Do this:
Copy each line of the records that contains the word "name".

Data in this exercise:
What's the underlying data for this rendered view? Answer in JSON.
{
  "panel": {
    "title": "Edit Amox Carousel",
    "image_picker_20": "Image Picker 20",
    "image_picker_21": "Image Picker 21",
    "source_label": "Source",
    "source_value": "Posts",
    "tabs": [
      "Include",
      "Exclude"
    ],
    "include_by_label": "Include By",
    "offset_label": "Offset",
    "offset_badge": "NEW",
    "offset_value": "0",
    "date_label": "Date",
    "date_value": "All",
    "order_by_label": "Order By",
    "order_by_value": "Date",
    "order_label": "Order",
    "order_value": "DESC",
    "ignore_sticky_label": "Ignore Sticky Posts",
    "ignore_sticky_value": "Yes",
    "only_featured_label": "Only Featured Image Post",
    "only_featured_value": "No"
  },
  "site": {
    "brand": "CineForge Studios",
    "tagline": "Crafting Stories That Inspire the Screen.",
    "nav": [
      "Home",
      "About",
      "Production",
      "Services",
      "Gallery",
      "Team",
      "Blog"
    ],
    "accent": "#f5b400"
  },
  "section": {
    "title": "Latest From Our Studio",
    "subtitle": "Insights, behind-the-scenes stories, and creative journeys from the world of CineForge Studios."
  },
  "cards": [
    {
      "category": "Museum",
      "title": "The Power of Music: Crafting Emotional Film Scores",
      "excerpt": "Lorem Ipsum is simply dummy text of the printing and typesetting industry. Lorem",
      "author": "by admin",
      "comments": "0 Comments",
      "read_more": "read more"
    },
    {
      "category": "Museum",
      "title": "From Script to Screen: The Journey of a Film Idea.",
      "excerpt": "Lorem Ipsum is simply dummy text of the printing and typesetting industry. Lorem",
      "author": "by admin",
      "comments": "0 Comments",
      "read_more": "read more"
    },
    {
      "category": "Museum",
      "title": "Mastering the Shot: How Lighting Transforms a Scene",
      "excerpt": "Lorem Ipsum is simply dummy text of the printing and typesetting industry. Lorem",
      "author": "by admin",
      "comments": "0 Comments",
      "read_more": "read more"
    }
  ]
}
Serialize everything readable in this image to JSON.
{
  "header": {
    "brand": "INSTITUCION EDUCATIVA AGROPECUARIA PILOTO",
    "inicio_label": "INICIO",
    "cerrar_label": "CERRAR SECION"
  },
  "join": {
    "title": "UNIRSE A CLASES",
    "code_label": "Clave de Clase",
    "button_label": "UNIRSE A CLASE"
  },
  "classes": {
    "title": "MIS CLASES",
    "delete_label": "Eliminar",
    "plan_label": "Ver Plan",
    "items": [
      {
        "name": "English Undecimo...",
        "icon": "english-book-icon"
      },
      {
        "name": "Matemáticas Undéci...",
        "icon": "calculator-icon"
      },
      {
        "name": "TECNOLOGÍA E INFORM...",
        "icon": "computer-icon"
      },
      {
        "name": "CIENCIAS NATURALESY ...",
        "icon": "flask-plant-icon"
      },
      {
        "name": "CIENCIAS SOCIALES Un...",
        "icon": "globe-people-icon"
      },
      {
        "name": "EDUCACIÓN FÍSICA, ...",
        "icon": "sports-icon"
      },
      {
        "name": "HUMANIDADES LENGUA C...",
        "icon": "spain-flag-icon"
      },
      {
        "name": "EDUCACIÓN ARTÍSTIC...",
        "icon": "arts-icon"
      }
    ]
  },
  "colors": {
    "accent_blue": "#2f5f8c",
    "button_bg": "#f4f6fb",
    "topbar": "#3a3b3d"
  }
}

Solution to this problem:
        "name": "English Undecimo...",
        "name": "Matemáticas Undéci...",
        "name": "TECNOLOGÍA E INFORM...",
        "name": "CIENCIAS NATURALESY ...",
        "name": "CIENCIAS SOCIALES Un...",
        "name": "EDUCACIÓN FÍSICA, ...",
        "name": "HUMANIDADES LENGUA C...",
        "name": "EDUCACIÓN ARTÍSTIC...",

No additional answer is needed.